Extract provided:
__________________________________________________

14.Duration of Agreement.

 

This Agreement shall continue until and terminate upon the later of: (a) ten (10) years after the date that Indemnitee shall have ceased to serve as a director and/or officer of the Corporation, or (b) the final termination of all pending Proceedings in respect of which Indemnitee is granted rights of indemnification or advancement of Expenses, judgments, penalties, fines or amounts paid in settlement hereunder and or any proceeding commenced by Indemnitee pursuant to Section 11 of this Agreement. This Agreement shall be binding upon the Corporation and its successors and assigns and shall inure to the benefit of Indemnitee and his spouse, heirs, executors, personal representatives and administrators.

 

15.Severability.

__________________________________________________

Data extract:
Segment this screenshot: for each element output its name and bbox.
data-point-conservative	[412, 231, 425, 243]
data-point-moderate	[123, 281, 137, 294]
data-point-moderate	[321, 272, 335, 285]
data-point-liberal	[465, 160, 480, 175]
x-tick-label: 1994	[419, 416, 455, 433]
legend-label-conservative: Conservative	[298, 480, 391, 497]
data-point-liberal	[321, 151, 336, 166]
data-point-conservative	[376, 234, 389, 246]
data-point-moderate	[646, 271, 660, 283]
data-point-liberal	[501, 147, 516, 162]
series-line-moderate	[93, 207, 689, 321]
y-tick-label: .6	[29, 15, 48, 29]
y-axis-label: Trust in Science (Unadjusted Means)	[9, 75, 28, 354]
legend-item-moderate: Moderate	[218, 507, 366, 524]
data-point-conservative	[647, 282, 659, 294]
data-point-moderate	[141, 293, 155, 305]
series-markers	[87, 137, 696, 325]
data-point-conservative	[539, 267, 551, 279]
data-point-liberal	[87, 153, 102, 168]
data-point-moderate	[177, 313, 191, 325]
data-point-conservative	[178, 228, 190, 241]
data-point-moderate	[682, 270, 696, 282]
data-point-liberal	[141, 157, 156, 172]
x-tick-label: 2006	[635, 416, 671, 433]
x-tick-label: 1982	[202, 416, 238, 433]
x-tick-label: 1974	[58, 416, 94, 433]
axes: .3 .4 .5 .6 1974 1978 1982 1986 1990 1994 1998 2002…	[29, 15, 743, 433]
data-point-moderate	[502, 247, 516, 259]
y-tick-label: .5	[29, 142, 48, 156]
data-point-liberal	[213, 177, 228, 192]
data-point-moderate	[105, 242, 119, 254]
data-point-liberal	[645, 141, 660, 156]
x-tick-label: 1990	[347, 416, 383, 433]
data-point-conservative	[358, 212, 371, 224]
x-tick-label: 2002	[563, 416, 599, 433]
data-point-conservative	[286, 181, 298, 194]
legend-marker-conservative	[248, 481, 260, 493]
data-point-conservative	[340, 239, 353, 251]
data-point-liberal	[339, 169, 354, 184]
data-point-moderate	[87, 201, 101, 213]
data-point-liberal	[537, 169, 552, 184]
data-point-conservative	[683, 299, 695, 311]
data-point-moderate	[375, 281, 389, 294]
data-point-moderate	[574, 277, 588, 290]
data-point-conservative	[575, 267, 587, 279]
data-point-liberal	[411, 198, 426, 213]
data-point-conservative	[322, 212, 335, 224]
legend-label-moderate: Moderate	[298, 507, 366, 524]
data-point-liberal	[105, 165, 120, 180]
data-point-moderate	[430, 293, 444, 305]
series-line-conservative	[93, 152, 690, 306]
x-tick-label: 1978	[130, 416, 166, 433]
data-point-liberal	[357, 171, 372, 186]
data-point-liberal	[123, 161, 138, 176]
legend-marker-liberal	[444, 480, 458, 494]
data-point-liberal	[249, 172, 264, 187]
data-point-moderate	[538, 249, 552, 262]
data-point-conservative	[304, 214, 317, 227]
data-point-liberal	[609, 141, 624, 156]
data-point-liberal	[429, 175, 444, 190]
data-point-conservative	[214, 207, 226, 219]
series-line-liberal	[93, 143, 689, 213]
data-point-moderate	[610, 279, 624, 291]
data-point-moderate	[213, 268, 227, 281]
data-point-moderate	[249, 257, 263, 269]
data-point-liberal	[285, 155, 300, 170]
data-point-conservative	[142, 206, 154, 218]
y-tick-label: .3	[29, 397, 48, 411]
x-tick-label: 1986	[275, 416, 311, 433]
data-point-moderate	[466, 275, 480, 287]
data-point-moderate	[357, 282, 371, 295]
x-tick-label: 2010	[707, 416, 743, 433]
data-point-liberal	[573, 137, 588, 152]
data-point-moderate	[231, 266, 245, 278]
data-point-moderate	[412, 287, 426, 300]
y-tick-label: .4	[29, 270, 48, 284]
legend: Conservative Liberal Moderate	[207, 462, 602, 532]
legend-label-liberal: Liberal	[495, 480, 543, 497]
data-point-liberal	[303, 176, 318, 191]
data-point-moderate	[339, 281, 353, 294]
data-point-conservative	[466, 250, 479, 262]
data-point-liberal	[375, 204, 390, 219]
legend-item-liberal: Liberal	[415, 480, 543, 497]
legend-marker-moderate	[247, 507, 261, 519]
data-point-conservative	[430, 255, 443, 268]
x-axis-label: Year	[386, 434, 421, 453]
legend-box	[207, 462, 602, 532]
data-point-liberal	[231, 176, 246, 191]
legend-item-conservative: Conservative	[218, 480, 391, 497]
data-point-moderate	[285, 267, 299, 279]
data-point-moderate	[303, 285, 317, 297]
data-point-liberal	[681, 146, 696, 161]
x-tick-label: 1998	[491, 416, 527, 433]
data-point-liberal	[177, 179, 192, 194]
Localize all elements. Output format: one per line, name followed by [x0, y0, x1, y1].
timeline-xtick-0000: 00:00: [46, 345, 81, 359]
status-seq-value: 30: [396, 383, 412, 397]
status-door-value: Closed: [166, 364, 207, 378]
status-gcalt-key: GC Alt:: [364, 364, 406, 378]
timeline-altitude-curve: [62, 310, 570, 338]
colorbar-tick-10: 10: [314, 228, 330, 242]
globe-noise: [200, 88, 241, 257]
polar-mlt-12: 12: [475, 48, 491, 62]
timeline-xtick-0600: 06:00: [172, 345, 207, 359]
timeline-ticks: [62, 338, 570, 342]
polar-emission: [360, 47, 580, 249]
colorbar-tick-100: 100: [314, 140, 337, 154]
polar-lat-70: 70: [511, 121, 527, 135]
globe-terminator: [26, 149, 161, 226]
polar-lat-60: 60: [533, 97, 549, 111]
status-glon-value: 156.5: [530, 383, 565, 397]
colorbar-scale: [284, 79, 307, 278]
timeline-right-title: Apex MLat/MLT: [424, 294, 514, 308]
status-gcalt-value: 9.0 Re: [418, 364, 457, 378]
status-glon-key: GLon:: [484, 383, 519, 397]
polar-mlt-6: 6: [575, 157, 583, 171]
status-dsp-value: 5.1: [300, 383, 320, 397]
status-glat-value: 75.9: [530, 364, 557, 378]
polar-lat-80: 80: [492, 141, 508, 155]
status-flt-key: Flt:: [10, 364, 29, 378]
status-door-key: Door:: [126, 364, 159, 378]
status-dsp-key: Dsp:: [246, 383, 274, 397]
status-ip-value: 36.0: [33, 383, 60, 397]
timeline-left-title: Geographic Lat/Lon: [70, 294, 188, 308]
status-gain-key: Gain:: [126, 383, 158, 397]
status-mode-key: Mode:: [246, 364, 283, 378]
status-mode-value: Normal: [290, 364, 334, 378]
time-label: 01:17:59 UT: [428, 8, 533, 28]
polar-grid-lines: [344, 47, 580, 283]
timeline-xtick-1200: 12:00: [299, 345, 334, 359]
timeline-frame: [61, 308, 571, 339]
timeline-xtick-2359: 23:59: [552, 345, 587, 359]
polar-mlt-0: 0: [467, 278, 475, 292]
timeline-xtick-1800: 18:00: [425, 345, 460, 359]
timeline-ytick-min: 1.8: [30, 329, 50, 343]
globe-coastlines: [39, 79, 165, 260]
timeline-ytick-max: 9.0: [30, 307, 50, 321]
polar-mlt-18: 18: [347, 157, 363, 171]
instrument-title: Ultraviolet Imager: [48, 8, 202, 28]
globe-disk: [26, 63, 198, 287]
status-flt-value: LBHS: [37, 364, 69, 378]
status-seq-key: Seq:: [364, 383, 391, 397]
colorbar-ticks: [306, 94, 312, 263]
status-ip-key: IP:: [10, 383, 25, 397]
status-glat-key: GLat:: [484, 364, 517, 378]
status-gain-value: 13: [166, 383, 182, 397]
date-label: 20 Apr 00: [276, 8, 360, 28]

__________________________________________________

Requests:
1. Please retype the duration-of-agreement clause from "14.Duration of Agreement." up to and including "15.Severability.".
2. Answer these questions from the duration-of-agreement clause:
(a) How many years after Indemnitee stops serving as a director and/or officer does the first termination point fall?
(b) Which section is named for proceedings commenced by Indemnitee?
(c) Upon whom is the Agreement binding?
3. Using the duration-of-agreement clause, list every party to whose benefit the Agreement inures.

Answers to each task:
1.
14.Duration of Agreement.

 

This Agreement shall continue until and terminate upon the later of: (a) ten (10) years after the date that Indemnitee shall have ceased to serve as a director and/or officer of the Corporation, or (b) the final termination of all pending Proceedings in respect of which Indemnitee is granted rights of indemnification or advancement of Expenses, judgments, penalties, fines or amounts paid in settlement hereunder and or any proceeding commenced by Indemnitee pursuant to Section 11 of this Agreement. This Agreement shall be binding upon the Corporation and its successors and assigns and shall inure to the benefit of Indemnitee and his spouse, heirs, executors, personal representatives and administrators.

 

15.Severability.

2.
(a) Ten (10) years.
(b) Section 11.
(c) The Corporation and its successors and assigns.

3.
Indemnitee
spouse
heirs
executors
personal representatives
administrators